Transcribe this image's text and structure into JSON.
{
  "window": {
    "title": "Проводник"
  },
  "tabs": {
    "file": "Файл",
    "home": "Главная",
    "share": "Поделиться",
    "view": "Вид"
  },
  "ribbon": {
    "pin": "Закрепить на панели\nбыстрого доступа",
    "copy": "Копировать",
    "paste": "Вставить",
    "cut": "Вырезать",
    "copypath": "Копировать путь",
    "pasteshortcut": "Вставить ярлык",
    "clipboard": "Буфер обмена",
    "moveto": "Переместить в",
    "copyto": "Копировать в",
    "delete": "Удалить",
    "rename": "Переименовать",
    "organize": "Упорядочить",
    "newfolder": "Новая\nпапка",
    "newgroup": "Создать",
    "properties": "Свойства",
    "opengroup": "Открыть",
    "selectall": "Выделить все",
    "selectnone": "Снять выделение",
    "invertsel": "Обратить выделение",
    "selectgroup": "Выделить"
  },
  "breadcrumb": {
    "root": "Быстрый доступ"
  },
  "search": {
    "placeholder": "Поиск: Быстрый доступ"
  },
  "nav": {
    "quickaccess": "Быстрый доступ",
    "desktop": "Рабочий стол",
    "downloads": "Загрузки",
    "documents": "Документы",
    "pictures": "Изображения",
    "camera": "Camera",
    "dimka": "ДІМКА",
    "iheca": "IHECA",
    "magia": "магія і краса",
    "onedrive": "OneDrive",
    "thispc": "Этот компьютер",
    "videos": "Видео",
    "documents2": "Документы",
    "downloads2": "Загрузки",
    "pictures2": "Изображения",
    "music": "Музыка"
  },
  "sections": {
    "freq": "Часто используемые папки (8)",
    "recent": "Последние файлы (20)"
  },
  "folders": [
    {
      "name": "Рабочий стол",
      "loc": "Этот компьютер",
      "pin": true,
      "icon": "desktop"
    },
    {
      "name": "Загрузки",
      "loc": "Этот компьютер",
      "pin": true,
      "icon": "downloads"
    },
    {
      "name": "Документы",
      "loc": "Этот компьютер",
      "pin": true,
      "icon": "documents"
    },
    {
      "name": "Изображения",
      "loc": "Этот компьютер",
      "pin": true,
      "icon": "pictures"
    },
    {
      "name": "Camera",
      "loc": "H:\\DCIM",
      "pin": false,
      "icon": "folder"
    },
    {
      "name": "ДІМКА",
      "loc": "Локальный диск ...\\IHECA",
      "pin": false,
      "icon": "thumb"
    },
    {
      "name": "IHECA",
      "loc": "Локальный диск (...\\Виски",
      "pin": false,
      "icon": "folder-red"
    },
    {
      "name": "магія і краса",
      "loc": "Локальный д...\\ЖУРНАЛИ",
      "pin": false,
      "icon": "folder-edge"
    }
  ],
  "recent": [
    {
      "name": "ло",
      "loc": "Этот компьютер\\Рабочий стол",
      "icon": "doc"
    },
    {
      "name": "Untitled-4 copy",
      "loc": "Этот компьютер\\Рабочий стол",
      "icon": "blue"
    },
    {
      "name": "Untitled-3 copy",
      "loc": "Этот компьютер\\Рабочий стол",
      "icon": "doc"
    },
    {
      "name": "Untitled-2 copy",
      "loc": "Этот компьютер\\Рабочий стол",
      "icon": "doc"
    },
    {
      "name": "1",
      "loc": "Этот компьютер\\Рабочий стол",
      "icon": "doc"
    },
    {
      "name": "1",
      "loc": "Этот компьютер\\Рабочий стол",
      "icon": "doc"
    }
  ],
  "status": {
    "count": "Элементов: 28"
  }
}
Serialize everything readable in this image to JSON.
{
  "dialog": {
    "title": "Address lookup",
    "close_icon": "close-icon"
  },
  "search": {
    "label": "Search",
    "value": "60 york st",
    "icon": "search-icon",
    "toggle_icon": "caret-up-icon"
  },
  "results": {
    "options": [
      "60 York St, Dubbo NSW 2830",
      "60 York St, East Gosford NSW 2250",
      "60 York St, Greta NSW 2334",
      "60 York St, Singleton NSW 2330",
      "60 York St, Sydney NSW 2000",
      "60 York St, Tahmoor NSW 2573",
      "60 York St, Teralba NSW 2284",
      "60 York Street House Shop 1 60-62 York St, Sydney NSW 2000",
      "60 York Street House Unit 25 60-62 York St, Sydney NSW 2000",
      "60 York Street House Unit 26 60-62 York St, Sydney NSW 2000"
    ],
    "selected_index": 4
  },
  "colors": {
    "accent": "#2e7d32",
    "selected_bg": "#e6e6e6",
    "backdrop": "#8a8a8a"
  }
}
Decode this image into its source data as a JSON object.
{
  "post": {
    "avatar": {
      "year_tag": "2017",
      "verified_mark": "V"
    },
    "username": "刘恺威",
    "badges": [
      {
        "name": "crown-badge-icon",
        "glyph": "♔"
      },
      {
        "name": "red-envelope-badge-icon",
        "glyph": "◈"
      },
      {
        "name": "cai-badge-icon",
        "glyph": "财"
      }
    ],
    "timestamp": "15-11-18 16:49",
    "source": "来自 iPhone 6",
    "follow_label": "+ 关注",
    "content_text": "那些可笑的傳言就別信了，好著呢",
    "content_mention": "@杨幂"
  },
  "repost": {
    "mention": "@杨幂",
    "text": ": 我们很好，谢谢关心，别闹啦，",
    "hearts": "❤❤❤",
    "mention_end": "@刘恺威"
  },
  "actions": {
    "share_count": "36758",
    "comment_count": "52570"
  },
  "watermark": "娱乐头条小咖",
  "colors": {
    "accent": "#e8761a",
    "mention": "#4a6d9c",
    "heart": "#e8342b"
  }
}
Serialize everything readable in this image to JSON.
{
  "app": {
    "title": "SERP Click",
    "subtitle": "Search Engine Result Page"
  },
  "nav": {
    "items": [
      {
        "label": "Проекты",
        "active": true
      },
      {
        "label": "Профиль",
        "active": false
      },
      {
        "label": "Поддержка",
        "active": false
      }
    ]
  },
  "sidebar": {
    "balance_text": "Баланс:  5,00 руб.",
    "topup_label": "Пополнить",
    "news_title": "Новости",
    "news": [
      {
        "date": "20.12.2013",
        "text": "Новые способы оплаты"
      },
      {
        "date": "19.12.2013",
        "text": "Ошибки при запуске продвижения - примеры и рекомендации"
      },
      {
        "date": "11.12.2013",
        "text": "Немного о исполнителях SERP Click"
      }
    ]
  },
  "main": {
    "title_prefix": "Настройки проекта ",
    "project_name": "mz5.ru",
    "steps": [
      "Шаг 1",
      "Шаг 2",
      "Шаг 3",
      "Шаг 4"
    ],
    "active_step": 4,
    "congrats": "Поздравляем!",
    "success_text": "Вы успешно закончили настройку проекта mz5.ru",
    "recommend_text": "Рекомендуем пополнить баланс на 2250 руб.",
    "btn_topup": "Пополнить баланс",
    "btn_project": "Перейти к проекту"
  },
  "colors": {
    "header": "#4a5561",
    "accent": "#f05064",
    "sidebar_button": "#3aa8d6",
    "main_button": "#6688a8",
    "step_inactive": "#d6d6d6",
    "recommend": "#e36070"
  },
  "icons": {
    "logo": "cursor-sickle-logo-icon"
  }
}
========================================
> [WHAT YOU HAVE TO DO]:
In the entries above, find lines with "проекта" and copy each.

> [ANSWER TO THIS EXERCISE]:
    "title_prefix": "Настройки проекта ",
    "success_text": "Вы успешно закончили настройку проекта mz5.ru",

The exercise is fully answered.